● The task
Make an exact copy of the entries, and keep any pictures out of it.

● Extracted data entries
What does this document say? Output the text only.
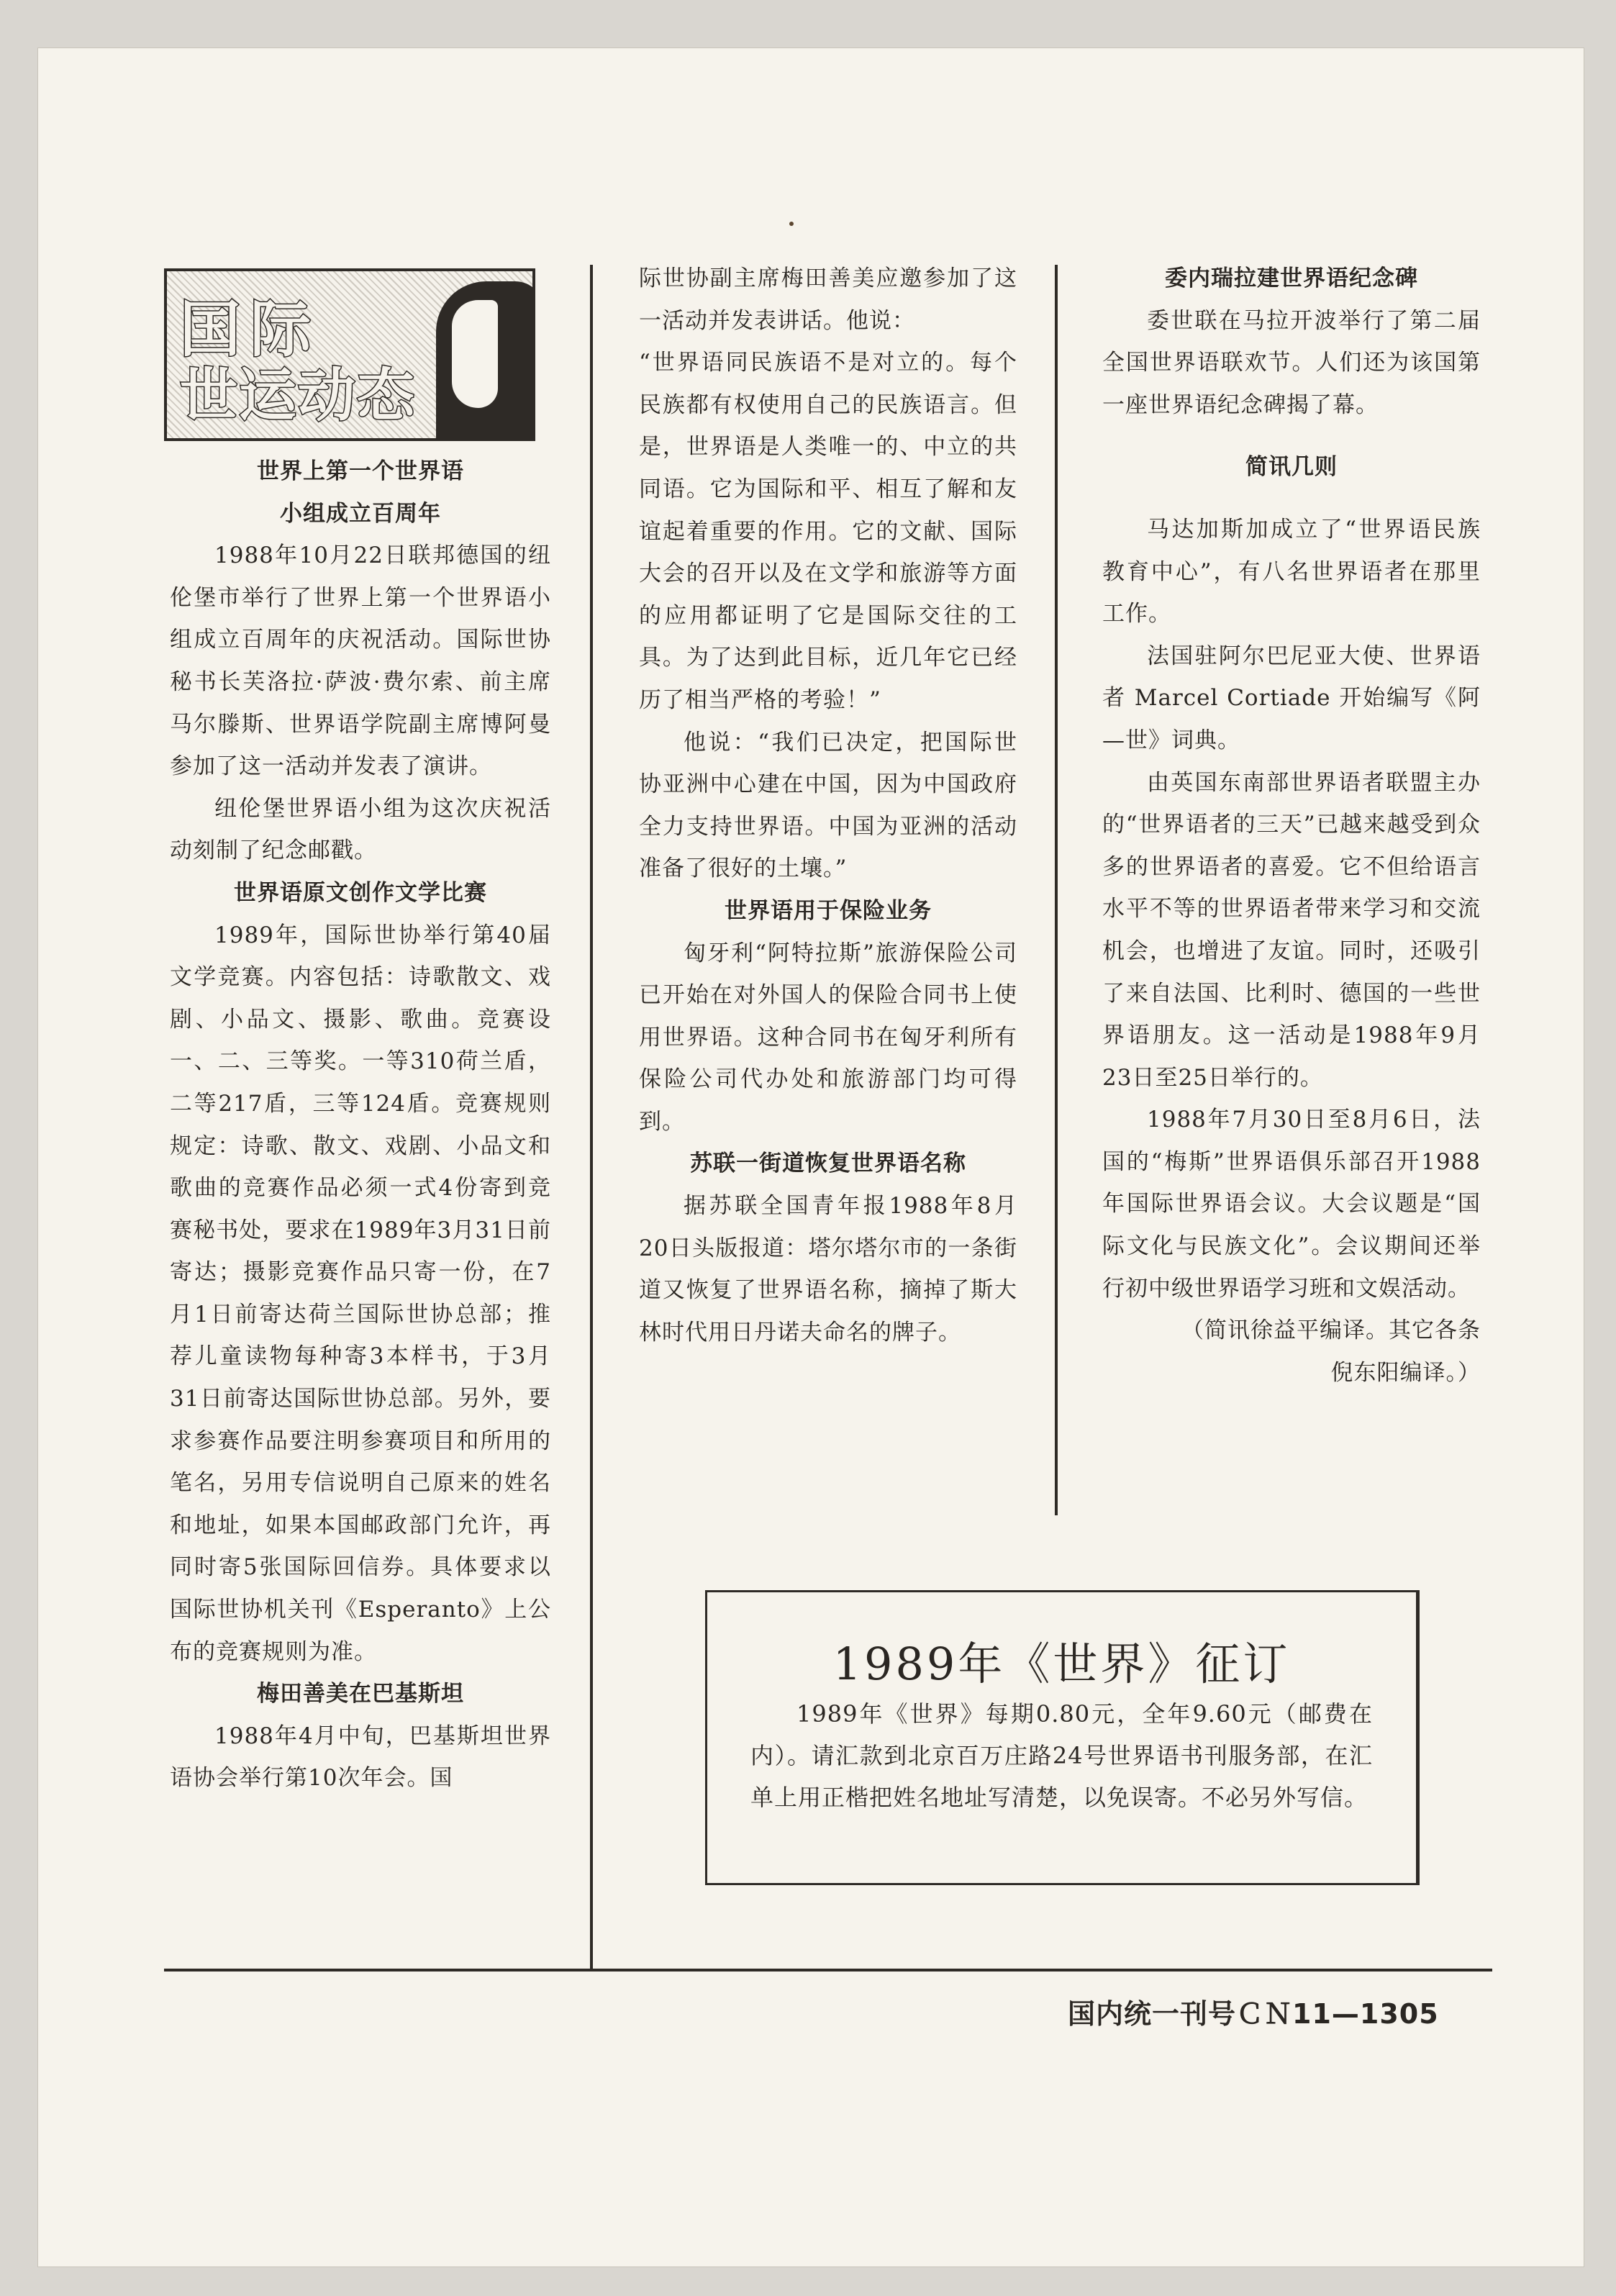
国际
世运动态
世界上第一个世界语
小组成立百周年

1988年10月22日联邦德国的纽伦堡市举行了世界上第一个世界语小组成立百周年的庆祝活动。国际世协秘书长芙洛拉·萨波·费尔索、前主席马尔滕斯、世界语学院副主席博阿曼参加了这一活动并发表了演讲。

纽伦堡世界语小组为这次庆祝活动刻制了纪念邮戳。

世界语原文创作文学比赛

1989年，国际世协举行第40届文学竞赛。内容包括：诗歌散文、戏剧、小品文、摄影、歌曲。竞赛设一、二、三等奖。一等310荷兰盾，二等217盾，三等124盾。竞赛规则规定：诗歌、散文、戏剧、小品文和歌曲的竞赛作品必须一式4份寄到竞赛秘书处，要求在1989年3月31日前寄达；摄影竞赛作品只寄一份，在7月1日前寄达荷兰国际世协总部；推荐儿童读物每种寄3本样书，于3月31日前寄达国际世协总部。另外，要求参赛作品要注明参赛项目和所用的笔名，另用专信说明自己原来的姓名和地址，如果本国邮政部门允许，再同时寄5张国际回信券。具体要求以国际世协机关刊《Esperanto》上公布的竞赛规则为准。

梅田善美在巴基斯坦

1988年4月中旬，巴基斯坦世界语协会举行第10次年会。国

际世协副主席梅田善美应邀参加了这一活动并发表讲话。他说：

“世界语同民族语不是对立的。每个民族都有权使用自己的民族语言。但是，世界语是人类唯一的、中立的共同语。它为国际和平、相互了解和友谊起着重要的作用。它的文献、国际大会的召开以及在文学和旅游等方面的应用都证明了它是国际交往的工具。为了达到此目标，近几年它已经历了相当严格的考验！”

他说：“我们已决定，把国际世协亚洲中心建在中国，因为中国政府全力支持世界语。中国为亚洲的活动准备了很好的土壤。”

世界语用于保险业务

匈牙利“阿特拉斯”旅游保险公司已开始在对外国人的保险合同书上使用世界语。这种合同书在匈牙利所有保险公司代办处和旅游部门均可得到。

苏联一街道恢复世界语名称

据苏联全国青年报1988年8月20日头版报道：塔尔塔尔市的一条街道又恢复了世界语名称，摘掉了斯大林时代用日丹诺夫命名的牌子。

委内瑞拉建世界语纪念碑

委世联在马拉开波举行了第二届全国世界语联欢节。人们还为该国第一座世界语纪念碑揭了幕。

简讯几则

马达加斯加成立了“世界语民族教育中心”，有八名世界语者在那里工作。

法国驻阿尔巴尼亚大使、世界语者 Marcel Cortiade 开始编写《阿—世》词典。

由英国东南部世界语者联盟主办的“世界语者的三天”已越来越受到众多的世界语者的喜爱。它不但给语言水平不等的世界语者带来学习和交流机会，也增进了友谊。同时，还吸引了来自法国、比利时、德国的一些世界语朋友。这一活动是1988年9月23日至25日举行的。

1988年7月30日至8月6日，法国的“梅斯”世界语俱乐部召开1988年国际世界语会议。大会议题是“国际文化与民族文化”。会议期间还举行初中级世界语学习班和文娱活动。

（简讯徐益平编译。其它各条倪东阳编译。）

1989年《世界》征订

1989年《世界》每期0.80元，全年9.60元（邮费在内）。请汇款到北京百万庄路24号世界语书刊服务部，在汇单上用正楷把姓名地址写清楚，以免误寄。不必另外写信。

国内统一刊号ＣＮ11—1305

● Solution to this task
What does this document say? Output the text only.
国际
世运动态
世界上第一个世界语
小组成立百周年

1988年10月22日联邦德国的纽伦堡市举行了世界上第一个世界语小组成立百周年的庆祝活动。国际世协秘书长芙洛拉·萨波·费尔索、前主席马尔滕斯、世界语学院副主席博阿曼参加了这一活动并发表了演讲。

纽伦堡世界语小组为这次庆祝活动刻制了纪念邮戳。

世界语原文创作文学比赛

1989年，国际世协举行第40届文学竞赛。内容包括：诗歌散文、戏剧、小品文、摄影、歌曲。竞赛设一、二、三等奖。一等310荷兰盾，二等217盾，三等124盾。竞赛规则规定：诗歌、散文、戏剧、小品文和歌曲的竞赛作品必须一式4份寄到竞赛秘书处，要求在1989年3月31日前寄达；摄影竞赛作品只寄一份，在7月1日前寄达荷兰国际世协总部；推荐儿童读物每种寄3本样书，于3月31日前寄达国际世协总部。另外，要求参赛作品要注明参赛项目和所用的笔名，另用专信说明自己原来的姓名和地址，如果本国邮政部门允许，再同时寄5张国际回信券。具体要求以国际世协机关刊《Esperanto》上公布的竞赛规则为准。

梅田善美在巴基斯坦

1988年4月中旬，巴基斯坦世界语协会举行第10次年会。国

际世协副主席梅田善美应邀参加了这一活动并发表讲话。他说：

“世界语同民族语不是对立的。每个民族都有权使用自己的民族语言。但是，世界语是人类唯一的、中立的共同语。它为国际和平、相互了解和友谊起着重要的作用。它的文献、国际大会的召开以及在文学和旅游等方面的应用都证明了它是国际交往的工具。为了达到此目标，近几年它已经历了相当严格的考验！”

他说：“我们已决定，把国际世协亚洲中心建在中国，因为中国政府全力支持世界语。中国为亚洲的活动准备了很好的土壤。”

世界语用于保险业务

匈牙利“阿特拉斯”旅游保险公司已开始在对外国人的保险合同书上使用世界语。这种合同书在匈牙利所有保险公司代办处和旅游部门均可得到。

苏联一街道恢复世界语名称

据苏联全国青年报1988年8月20日头版报道：塔尔塔尔市的一条街道又恢复了世界语名称，摘掉了斯大林时代用日丹诺夫命名的牌子。

委内瑞拉建世界语纪念碑

委世联在马拉开波举行了第二届全国世界语联欢节。人们还为该国第一座世界语纪念碑揭了幕。

简讯几则

马达加斯加成立了“世界语民族教育中心”，有八名世界语者在那里工作。

法国驻阿尔巴尼亚大使、世界语者 Marcel Cortiade 开始编写《阿—世》词典。

由英国东南部世界语者联盟主办的“世界语者的三天”已越来越受到众多的世界语者的喜爱。它不但给语言水平不等的世界语者带来学习和交流机会，也增进了友谊。同时，还吸引了来自法国、比利时、德国的一些世界语朋友。这一活动是1988年9月23日至25日举行的。

1988年7月30日至8月6日，法国的“梅斯”世界语俱乐部召开1988年国际世界语会议。大会议题是“国际文化与民族文化”。会议期间还举行初中级世界语学习班和文娱活动。

（简讯徐益平编译。其它各条倪东阳编译。）

1989年《世界》征订

1989年《世界》每期0.80元，全年9.60元（邮费在内）。请汇款到北京百万庄路24号世界语书刊服务部，在汇单上用正楷把姓名地址写清楚，以免误寄。不必另外写信。

国内统一刊号ＣＮ11—1305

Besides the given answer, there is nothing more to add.